* What the task requires:
Reproduce all of the data exactly, with no line skipped.

* Dataset entries:
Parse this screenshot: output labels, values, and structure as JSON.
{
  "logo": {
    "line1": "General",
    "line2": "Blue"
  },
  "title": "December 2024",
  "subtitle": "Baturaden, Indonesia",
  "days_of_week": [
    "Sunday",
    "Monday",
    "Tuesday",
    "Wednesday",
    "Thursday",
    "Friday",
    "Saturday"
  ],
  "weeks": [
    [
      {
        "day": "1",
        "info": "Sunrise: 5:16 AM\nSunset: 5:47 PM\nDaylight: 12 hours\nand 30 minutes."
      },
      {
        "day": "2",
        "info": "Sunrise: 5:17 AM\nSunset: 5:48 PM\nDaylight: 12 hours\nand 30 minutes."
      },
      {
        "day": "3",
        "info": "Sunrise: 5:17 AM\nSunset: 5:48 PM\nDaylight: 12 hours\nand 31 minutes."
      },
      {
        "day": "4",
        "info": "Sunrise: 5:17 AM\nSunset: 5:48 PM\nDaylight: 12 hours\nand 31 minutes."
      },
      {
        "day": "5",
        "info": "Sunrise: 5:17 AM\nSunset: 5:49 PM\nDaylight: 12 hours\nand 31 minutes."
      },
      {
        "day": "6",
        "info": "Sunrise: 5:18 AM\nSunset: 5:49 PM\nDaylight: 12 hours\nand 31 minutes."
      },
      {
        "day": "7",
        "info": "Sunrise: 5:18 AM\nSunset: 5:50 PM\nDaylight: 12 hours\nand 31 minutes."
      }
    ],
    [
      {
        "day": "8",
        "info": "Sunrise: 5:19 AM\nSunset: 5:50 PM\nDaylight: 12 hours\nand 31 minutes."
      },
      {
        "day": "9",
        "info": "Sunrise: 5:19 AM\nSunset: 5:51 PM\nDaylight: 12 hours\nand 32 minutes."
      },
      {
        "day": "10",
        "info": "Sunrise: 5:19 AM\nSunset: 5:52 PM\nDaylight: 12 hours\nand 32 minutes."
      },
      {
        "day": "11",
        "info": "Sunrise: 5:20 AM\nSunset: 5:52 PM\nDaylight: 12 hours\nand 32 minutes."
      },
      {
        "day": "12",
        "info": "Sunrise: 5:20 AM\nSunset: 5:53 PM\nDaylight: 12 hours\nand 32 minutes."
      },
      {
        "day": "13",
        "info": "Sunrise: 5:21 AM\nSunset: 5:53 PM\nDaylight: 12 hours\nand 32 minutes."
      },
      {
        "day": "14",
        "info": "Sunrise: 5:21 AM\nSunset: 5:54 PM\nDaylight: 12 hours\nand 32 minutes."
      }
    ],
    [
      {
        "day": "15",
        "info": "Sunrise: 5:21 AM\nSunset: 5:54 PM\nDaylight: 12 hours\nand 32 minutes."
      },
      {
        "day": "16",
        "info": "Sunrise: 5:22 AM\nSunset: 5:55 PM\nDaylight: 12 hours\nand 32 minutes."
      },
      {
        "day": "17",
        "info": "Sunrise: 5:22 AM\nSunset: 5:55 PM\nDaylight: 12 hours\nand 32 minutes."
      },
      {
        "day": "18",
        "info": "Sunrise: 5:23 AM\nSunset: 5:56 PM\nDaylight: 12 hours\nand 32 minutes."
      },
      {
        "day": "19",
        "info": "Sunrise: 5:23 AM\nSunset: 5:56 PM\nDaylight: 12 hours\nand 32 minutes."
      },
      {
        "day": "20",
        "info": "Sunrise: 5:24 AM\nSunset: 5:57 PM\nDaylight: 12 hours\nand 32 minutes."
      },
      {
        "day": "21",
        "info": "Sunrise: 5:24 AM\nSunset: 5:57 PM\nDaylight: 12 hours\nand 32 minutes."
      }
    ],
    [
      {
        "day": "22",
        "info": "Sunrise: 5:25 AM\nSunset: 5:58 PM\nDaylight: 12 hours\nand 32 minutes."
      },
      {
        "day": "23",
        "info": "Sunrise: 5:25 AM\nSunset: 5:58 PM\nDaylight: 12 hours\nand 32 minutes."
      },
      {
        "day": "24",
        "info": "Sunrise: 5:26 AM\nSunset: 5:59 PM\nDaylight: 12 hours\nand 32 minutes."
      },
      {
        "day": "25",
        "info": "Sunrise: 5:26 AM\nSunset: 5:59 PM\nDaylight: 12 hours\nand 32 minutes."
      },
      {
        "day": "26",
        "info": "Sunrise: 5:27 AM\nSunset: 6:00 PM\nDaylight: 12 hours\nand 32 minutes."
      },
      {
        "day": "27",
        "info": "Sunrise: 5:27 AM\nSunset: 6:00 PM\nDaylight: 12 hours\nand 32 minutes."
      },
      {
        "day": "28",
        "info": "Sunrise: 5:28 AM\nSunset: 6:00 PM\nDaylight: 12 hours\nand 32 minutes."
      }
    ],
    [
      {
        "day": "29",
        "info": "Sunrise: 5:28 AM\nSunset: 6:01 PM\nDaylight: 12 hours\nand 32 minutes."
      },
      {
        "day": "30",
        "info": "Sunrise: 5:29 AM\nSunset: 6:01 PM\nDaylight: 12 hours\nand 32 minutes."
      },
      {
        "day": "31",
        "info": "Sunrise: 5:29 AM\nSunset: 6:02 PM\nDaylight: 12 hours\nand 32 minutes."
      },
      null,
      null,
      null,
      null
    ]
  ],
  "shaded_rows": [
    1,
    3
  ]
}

* Task output:
Parse this screenshot: output labels, values, and structure as JSON.
{
  "logo": {
    "line1": "General",
    "line2": "Blue"
  },
  "title": "December 2024",
  "subtitle": "Baturaden, Indonesia",
  "days_of_week": [
    "Sunday",
    "Monday",
    "Tuesday",
    "Wednesday",
    "Thursday",
    "Friday",
    "Saturday"
  ],
  "weeks": [
    [
      {
        "day": "1",
        "info": "Sunrise: 5:16 AM\nSunset: 5:47 PM\nDaylight: 12 hours\nand 30 minutes."
      },
      {
        "day": "2",
        "info": "Sunrise: 5:17 AM\nSunset: 5:48 PM\nDaylight: 12 hours\nand 30 minutes."
      },
      {
        "day": "3",
        "info": "Sunrise: 5:17 AM\nSunset: 5:48 PM\nDaylight: 12 hours\nand 31 minutes."
      },
      {
        "day": "4",
        "info": "Sunrise: 5:17 AM\nSunset: 5:48 PM\nDaylight: 12 hours\nand 31 minutes."
      },
      {
        "day": "5",
        "info": "Sunrise: 5:17 AM\nSunset: 5:49 PM\nDaylight: 12 hours\nand 31 minutes."
      },
      {
        "day": "6",
        "info": "Sunrise: 5:18 AM\nSunset: 5:49 PM\nDaylight: 12 hours\nand 31 minutes."
      },
      {
        "day": "7",
        "info": "Sunrise: 5:18 AM\nSunset: 5:50 PM\nDaylight: 12 hours\nand 31 minutes."
      }
    ],
    [
      {
        "day": "8",
        "info": "Sunrise: 5:19 AM\nSunset: 5:50 PM\nDaylight: 12 hours\nand 31 minutes."
      },
      {
        "day": "9",
        "info": "Sunrise: 5:19 AM\nSunset: 5:51 PM\nDaylight: 12 hours\nand 32 minutes."
      },
      {
        "day": "10",
        "info": "Sunrise: 5:19 AM\nSunset: 5:52 PM\nDaylight: 12 hours\nand 32 minutes."
      },
      {
        "day": "11",
        "info": "Sunrise: 5:20 AM\nSunset: 5:52 PM\nDaylight: 12 hours\nand 32 minutes."
      },
      {
        "day": "12",
        "info": "Sunrise: 5:20 AM\nSunset: 5:53 PM\nDaylight: 12 hours\nand 32 minutes."
      },
      {
        "day": "13",
        "info": "Sunrise: 5:21 AM\nSunset: 5:53 PM\nDaylight: 12 hours\nand 32 minutes."
      },
      {
        "day": "14",
        "info": "Sunrise: 5:21 AM\nSunset: 5:54 PM\nDaylight: 12 hours\nand 32 minutes."
      }
    ],
    [
      {
        "day": "15",
        "info": "Sunrise: 5:21 AM\nSunset: 5:54 PM\nDaylight: 12 hours\nand 32 minutes."
      },
      {
        "day": "16",
        "info": "Sunrise: 5:22 AM\nSunset: 5:55 PM\nDaylight: 12 hours\nand 32 minutes."
      },
      {
        "day": "17",
        "info": "Sunrise: 5:22 AM\nSunset: 5:55 PM\nDaylight: 12 hours\nand 32 minutes."
      },
      {
        "day": "18",
        "info": "Sunrise: 5:23 AM\nSunset: 5:56 PM\nDaylight: 12 hours\nand 32 minutes."
      },
      {
        "day": "19",
        "info": "Sunrise: 5:23 AM\nSunset: 5:56 PM\nDaylight: 12 hours\nand 32 minutes."
      },
      {
        "day": "20",
        "info": "Sunrise: 5:24 AM\nSunset: 5:57 PM\nDaylight: 12 hours\nand 32 minutes."
      },
      {
        "day": "21",
        "info": "Sunrise: 5:24 AM\nSunset: 5:57 PM\nDaylight: 12 hours\nand 32 minutes."
      }
    ],
    [
      {
        "day": "22",
        "info": "Sunrise: 5:25 AM\nSunset: 5:58 PM\nDaylight: 12 hours\nand 32 minutes."
      },
      {
        "day": "23",
        "info": "Sunrise: 5:25 AM\nSunset: 5:58 PM\nDaylight: 12 hours\nand 32 minutes."
      },
      {
        "day": "24",
        "info": "Sunrise: 5:26 AM\nSunset: 5:59 PM\nDaylight: 12 hours\nand 32 minutes."
      },
      {
        "day": "25",
        "info": "Sunrise: 5:26 AM\nSunset: 5:59 PM\nDaylight: 12 hours\nand 32 minutes."
      },
      {
        "day": "26",
        "info": "Sunrise: 5:27 AM\nSunset: 6:00 PM\nDaylight: 12 hours\nand 32 minutes."
      },
      {
        "day": "27",
        "info": "Sunrise: 5:27 AM\nSunset: 6:00 PM\nDaylight: 12 hours\nand 32 minutes."
      },
      {
        "day": "28",
        "info": "Sunrise: 5:28 AM\nSunset: 6:00 PM\nDaylight: 12 hours\nand 32 minutes."
      }
    ],
    [
      {
        "day": "29",
        "info": "Sunrise: 5:28 AM\nSunset: 6:01 PM\nDaylight: 12 hours\nand 32 minutes."
      },
      {
        "day": "30",
        "info": "Sunrise: 5:29 AM\nSunset: 6:01 PM\nDaylight: 12 hours\nand 32 minutes."
      },
      {
        "day": "31",
        "info": "Sunrise: 5:29 AM\nSunset: 6:02 PM\nDaylight: 12 hours\nand 32 minutes."
      },
      null,
      null,
      null,
      null
    ]
  ],
  "shaded_rows": [
    1,
    3
  ]
}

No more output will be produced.